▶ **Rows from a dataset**
....

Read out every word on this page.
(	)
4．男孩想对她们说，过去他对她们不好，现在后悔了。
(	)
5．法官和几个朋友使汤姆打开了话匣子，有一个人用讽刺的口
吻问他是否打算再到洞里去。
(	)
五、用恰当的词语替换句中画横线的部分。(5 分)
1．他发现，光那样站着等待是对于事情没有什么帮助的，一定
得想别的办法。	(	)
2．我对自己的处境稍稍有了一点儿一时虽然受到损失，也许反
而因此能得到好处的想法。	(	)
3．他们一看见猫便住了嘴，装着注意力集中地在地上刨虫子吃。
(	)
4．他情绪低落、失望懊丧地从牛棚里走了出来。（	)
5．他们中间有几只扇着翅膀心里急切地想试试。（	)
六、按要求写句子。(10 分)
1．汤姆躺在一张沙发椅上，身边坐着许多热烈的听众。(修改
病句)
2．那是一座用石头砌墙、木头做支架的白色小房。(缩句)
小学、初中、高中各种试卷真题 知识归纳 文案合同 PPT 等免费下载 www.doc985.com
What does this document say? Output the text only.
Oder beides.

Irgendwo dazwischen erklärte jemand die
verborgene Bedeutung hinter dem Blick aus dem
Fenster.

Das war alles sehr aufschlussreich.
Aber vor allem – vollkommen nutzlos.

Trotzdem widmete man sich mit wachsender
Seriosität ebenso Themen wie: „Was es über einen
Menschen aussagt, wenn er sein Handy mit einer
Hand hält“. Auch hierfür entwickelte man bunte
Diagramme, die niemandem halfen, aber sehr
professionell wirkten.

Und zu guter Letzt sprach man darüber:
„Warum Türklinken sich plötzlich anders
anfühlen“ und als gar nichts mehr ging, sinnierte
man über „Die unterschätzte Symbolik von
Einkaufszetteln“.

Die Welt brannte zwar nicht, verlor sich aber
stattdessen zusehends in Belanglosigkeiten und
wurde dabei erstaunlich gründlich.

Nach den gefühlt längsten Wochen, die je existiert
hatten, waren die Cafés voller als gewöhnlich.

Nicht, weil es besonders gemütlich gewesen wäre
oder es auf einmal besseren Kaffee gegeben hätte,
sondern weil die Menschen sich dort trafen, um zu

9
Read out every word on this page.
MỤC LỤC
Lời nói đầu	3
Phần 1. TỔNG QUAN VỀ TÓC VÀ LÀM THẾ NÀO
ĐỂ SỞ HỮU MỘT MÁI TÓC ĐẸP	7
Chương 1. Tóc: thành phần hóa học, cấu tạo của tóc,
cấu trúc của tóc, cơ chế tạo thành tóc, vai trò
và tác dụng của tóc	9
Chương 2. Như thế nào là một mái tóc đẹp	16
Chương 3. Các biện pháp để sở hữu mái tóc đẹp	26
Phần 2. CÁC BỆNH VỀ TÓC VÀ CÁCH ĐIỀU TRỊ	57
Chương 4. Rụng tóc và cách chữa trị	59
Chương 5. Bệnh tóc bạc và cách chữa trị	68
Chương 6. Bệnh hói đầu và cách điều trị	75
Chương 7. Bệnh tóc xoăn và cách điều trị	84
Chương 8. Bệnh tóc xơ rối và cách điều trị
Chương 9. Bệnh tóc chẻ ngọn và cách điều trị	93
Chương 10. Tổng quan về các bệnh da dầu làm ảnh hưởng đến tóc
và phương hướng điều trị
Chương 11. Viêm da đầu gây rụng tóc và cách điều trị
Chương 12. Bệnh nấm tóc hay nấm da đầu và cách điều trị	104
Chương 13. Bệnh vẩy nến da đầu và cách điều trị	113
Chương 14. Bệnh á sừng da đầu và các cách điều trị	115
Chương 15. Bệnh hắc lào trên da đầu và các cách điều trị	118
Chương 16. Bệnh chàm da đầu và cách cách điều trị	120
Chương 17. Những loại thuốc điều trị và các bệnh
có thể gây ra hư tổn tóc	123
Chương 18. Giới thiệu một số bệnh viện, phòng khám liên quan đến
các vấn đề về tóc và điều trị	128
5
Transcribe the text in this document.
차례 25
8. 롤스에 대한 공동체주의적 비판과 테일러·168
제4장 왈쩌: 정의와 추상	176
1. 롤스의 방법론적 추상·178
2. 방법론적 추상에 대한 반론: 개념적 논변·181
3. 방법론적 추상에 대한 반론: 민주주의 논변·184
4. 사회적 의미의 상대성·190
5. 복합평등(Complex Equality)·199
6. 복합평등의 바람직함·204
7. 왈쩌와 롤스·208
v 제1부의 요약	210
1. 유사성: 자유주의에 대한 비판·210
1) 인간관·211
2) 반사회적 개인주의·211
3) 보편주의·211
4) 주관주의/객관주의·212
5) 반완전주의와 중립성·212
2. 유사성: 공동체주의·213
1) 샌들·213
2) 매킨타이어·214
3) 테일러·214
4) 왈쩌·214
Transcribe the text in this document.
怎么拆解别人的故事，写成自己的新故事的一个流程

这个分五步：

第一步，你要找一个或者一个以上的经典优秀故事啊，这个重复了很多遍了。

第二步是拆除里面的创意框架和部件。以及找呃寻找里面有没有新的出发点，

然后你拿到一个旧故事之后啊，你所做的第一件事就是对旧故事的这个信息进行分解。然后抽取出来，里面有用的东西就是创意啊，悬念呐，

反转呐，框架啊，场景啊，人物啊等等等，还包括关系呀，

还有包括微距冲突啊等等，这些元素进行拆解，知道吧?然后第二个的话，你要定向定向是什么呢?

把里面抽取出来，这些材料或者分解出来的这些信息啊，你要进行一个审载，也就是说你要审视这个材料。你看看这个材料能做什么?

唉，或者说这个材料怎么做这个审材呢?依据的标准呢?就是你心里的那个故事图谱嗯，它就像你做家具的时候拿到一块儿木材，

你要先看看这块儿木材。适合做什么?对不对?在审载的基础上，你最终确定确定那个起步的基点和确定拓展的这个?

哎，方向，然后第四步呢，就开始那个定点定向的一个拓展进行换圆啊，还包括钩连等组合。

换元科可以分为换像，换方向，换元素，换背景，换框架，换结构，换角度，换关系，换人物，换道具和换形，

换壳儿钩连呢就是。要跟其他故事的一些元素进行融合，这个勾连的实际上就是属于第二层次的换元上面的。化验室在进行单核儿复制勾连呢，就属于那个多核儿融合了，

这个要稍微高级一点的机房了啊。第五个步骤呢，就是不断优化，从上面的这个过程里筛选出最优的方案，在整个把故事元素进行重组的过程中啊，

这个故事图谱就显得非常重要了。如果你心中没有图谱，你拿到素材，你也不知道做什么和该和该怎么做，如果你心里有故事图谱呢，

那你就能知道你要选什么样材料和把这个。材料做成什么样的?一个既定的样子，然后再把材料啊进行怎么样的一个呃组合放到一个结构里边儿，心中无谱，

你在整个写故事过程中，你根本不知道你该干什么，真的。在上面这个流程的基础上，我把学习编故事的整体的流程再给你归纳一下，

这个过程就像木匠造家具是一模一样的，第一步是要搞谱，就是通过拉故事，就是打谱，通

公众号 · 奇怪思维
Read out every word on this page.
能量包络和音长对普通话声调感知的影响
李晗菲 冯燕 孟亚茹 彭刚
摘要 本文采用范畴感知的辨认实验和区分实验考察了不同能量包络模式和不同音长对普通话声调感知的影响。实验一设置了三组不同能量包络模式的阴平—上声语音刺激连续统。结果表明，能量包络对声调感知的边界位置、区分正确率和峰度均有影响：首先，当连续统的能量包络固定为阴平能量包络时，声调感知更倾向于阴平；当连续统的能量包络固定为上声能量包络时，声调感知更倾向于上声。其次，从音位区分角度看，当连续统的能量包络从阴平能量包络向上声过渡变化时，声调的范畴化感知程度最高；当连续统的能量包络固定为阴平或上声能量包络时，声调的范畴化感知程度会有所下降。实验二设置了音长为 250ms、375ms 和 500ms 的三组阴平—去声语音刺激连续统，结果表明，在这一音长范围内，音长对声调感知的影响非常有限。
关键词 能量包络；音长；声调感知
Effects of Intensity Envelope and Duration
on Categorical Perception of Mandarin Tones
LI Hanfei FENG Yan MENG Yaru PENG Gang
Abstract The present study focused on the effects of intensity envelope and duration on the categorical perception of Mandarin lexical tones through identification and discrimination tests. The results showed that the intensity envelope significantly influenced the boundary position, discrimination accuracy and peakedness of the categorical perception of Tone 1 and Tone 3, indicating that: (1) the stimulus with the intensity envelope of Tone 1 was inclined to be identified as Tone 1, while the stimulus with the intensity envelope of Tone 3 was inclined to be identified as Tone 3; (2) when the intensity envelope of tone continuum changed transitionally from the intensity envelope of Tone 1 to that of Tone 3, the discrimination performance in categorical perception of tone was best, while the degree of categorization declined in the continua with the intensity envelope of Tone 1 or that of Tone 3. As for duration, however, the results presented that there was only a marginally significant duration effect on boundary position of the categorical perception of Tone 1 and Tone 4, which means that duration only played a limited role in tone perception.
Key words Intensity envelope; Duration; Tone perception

....

▶ **Exercise task**
Search the records above for "weil". Copy each line where it is found.

▶ **Answer to this task**
Nicht, weil es besonders gemütlich gewesen wäre
sondern weil die Menschen sich dort trafen, um zu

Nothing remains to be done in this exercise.